- Stated goal -
Each entry below must be repeated exactly, with pictures left out.
-------- Entries supplied
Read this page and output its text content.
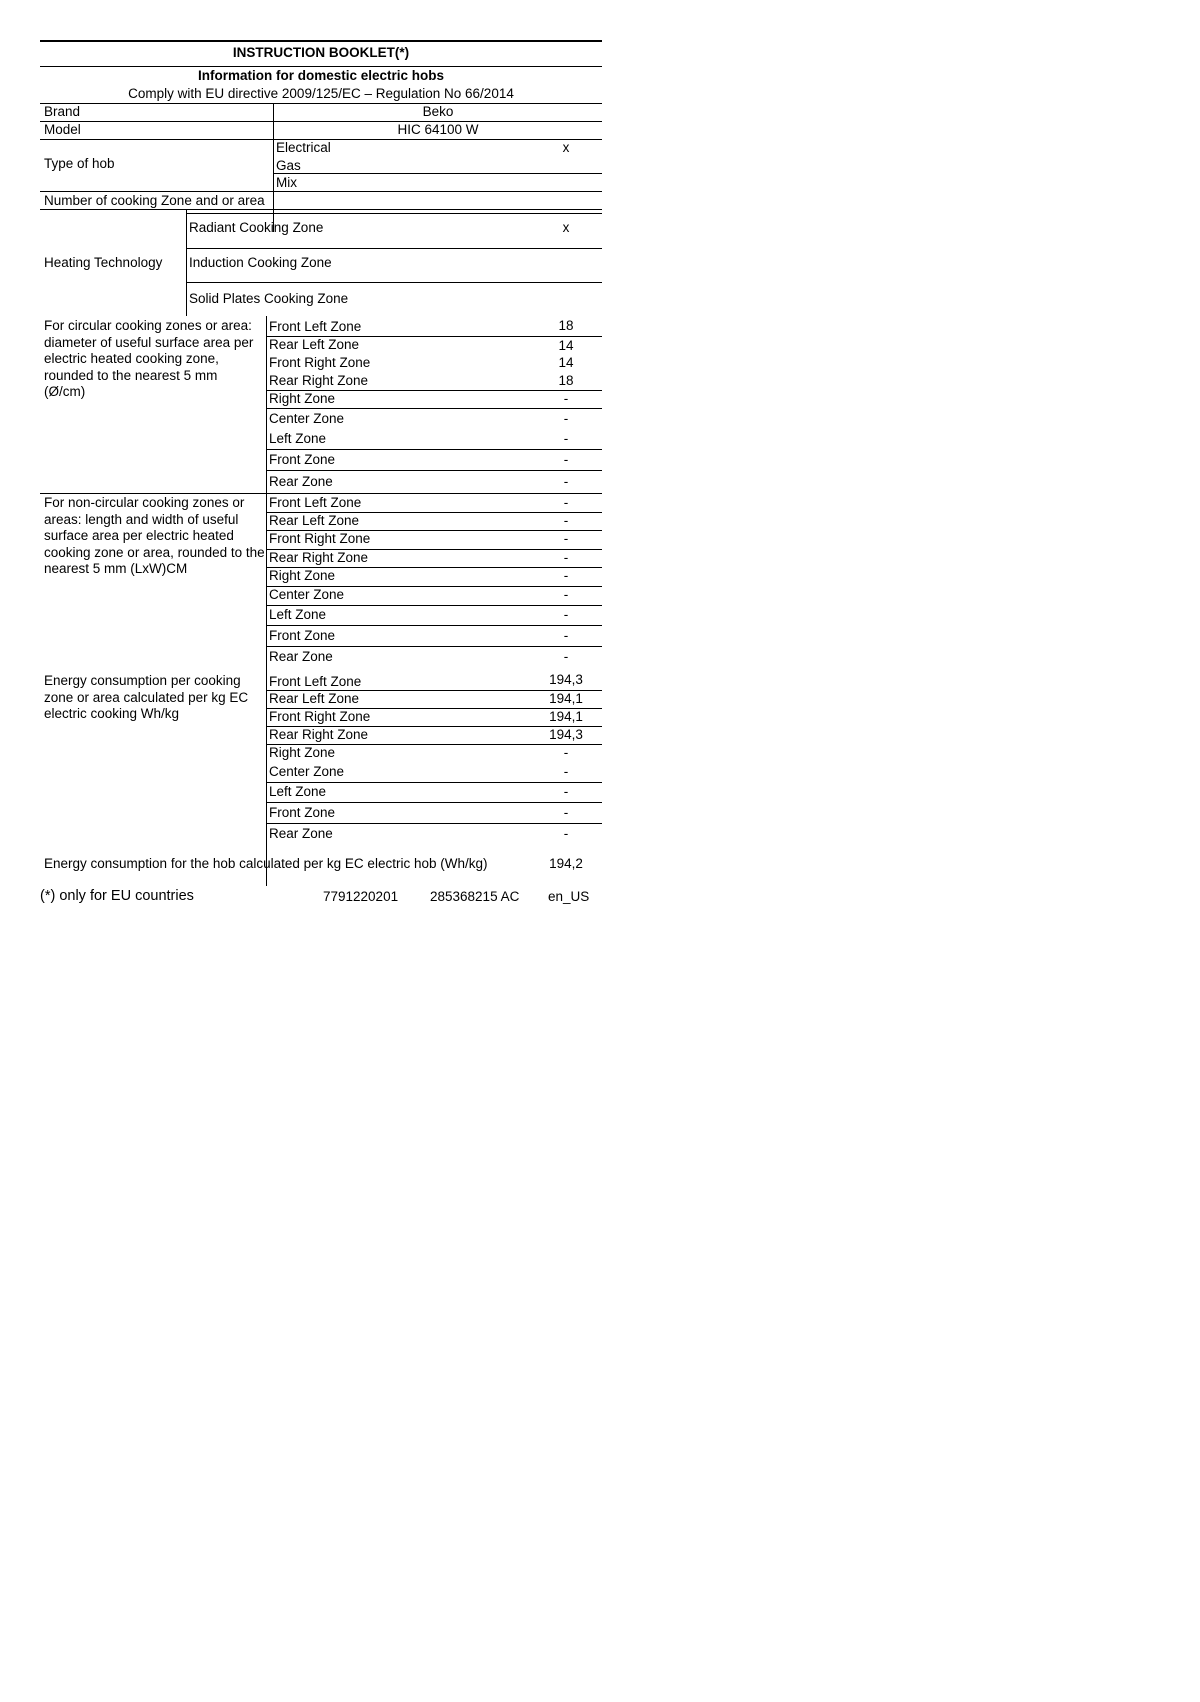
INSTRUCTION BOOKLET(*)
Information for domestic electric hobs
Comply with EU directive 2009/125/EC – Regulation No 66/2014
Brand	Beko
Model	HIC 64100 W
Type of hob
Electrical	x
Gas
Mix
Number of cooking Zone and or area
Heating Technology
Radiant Cooking Zone	x
Induction Cooking Zone
Solid Plates Cooking Zone
For circular cooking zones or area: diameter of useful surface area per electric heated cooking zone, rounded to the nearest 5 mm (Ø/cm)
Front Left Zone	18
Rear Left Zone	14
Front Right Zone	14
Rear Right Zone	18
Right Zone	-
Center Zone	-
Left Zone	-
Front Zone	-
Rear Zone	-
For non-circular cooking zones or areas: length and width of useful surface area per electric heated cooking zone or area, rounded to the nearest 5 mm (LxW)CM
Front Left Zone	-
Rear Left Zone	-
Front Right Zone	-
Rear Right Zone	-
Right Zone	-
Center Zone	-
Left Zone	-
Front Zone	-
Rear Zone	-
Energy consumption per cooking zone or area calculated per kg EC electric cooking Wh/kg
Front Left Zone	194,3
Rear Left Zone	194,1
Front Right Zone	194,1
Rear Right Zone	194,3
Right Zone	-
Center Zone	-
Left Zone	-
Front Zone	-
Rear Zone	-
Energy consumption for the hob calculated per kg EC electric hob (Wh/kg)	194,2
(*) only for EU countries	7791220201 285368215 AC en_US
----------------
- Solved problem -
Read this page and output its text content.
INSTRUCTION BOOKLET(*)
Information for domestic electric hobs
Comply with EU directive 2009/125/EC – Regulation No 66/2014
Brand	Beko
Model	HIC 64100 W
Type of hob
Electrical	x
Gas
Mix
Number of cooking Zone and or area
Heating Technology
Radiant Cooking Zone	x
Induction Cooking Zone
Solid Plates Cooking Zone
For circular cooking zones or area: diameter of useful surface area per electric heated cooking zone, rounded to the nearest 5 mm (Ø/cm)
Front Left Zone	18
Rear Left Zone	14
Front Right Zone	14
Rear Right Zone	18
Right Zone	-
Center Zone	-
Left Zone	-
Front Zone	-
Rear Zone	-
For non-circular cooking zones or areas: length and width of useful surface area per electric heated cooking zone or area, rounded to the nearest 5 mm (LxW)CM
Front Left Zone	-
Rear Left Zone	-
Front Right Zone	-
Rear Right Zone	-
Right Zone	-
Center Zone	-
Left Zone	-
Front Zone	-
Rear Zone	-
Energy consumption per cooking zone or area calculated per kg EC electric cooking Wh/kg
Front Left Zone	194,3
Rear Left Zone	194,1
Front Right Zone	194,1
Rear Right Zone	194,3
Right Zone	-
Center Zone	-
Left Zone	-
Front Zone	-
Rear Zone	-
Energy consumption for the hob calculated per kg EC electric hob (Wh/kg)	194,2
(*) only for EU countries	7791220201 285368215 AC en_US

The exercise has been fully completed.